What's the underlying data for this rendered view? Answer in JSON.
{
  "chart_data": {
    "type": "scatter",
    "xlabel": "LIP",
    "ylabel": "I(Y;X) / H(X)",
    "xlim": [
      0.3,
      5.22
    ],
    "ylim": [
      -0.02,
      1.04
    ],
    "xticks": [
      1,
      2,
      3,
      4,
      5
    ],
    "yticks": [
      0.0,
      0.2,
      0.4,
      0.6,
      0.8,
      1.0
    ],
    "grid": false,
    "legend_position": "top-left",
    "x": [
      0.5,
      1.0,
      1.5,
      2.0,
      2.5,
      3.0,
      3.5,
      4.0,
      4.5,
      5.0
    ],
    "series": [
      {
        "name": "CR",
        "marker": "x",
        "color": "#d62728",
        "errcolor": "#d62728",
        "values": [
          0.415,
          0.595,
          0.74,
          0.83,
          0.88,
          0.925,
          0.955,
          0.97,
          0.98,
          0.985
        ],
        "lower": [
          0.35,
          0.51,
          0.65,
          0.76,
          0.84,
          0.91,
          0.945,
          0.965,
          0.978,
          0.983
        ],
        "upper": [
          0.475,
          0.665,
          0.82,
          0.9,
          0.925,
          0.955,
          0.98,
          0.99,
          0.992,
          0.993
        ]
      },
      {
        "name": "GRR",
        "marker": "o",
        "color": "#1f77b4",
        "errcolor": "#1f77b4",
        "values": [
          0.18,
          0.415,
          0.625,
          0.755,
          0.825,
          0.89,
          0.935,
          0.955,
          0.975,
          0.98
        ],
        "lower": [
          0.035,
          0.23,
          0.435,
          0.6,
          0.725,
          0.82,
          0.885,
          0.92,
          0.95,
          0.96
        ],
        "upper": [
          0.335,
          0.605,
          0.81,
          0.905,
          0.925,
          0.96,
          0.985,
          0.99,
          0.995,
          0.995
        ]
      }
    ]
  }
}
------
**Stated task**
Reproduce the material above without altering a single character.

**Correct output**
What's the underlying data for this rendered view? Answer in JSON.
{
  "chart_data": {
    "type": "scatter",
    "xlabel": "LIP",
    "ylabel": "I(Y;X) / H(X)",
    "xlim": [
      0.3,
      5.22
    ],
    "ylim": [
      -0.02,
      1.04
    ],
    "xticks": [
      1,
      2,
      3,
      4,
      5
    ],
    "yticks": [
      0.0,
      0.2,
      0.4,
      0.6,
      0.8,
      1.0
    ],
    "grid": false,
    "legend_position": "top-left",
    "x": [
      0.5,
      1.0,
      1.5,
      2.0,
      2.5,
      3.0,
      3.5,
      4.0,
      4.5,
      5.0
    ],
    "series": [
      {
        "name": "CR",
        "marker": "x",
        "color": "#d62728",
        "errcolor": "#d62728",
        "values": [
          0.415,
          0.595,
          0.74,
          0.83,
          0.88,
          0.925,
          0.955,
          0.97,
          0.98,
          0.985
        ],
        "lower": [
          0.35,
          0.51,
          0.65,
          0.76,
          0.84,
          0.91,
          0.945,
          0.965,
          0.978,
          0.983
        ],
        "upper": [
          0.475,
          0.665,
          0.82,
          0.9,
          0.925,
          0.955,
          0.98,
          0.99,
          0.992,
          0.993
        ]
      },
      {
        "name": "GRR",
        "marker": "o",
        "color": "#1f77b4",
        "errcolor": "#1f77b4",
        "values": [
          0.18,
          0.415,
          0.625,
          0.755,
          0.825,
          0.89,
          0.935,
          0.955,
          0.975,
          0.98
        ],
        "lower": [
          0.035,
          0.23,
          0.435,
          0.6,
          0.725,
          0.82,
          0.885,
          0.92,
          0.95,
          0.96
        ],
        "upper": [
          0.335,
          0.605,
          0.81,
          0.905,
          0.925,
          0.96,
          0.985,
          0.99,
          0.995,
          0.995
        ]
      }
    ]
  }
}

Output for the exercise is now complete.